• _Given exercise_: Omit all pictures, then retype the data exactly as given.

::: Exercise material :::

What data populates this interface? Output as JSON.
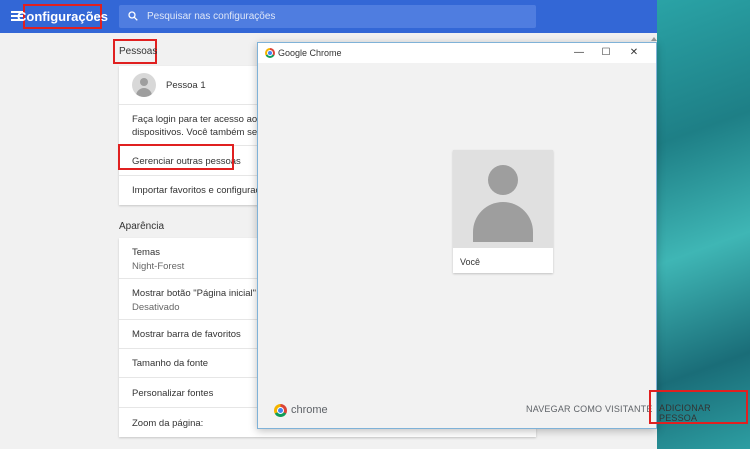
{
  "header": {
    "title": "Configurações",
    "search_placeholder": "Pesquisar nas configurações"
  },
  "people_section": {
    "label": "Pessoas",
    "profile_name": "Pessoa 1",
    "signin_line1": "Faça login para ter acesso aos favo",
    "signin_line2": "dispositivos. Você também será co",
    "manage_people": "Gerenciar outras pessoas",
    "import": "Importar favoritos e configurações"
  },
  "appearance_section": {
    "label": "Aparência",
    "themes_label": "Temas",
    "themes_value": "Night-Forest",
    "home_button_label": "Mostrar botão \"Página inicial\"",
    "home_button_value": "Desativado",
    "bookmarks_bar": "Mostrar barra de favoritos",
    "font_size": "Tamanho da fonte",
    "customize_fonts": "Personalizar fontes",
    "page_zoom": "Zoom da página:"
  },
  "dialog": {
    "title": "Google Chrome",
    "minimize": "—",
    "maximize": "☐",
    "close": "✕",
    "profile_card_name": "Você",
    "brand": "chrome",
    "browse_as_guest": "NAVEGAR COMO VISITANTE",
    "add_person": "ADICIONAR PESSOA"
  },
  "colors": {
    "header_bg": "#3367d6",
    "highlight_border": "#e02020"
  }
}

:::

• _Solution to this exercise_:
What data populates this interface? Output as JSON.
{
  "header": {
    "title": "Configurações",
    "search_placeholder": "Pesquisar nas configurações"
  },
  "people_section": {
    "label": "Pessoas",
    "profile_name": "Pessoa 1",
    "signin_line1": "Faça login para ter acesso aos favo",
    "signin_line2": "dispositivos. Você também será co",
    "manage_people": "Gerenciar outras pessoas",
    "import": "Importar favoritos e configurações"
  },
  "appearance_section": {
    "label": "Aparência",
    "themes_label": "Temas",
    "themes_value": "Night-Forest",
    "home_button_label": "Mostrar botão \"Página inicial\"",
    "home_button_value": "Desativado",
    "bookmarks_bar": "Mostrar barra de favoritos",
    "font_size": "Tamanho da fonte",
    "customize_fonts": "Personalizar fontes",
    "page_zoom": "Zoom da página:"
  },
  "dialog": {
    "title": "Google Chrome",
    "minimize": "—",
    "maximize": "☐",
    "close": "✕",
    "profile_card_name": "Você",
    "brand": "chrome",
    "browse_as_guest": "NAVEGAR COMO VISITANTE",
    "add_person": "ADICIONAR PESSOA"
  },
  "colors": {
    "header_bg": "#3367d6",
    "highlight_border": "#e02020"
  }
}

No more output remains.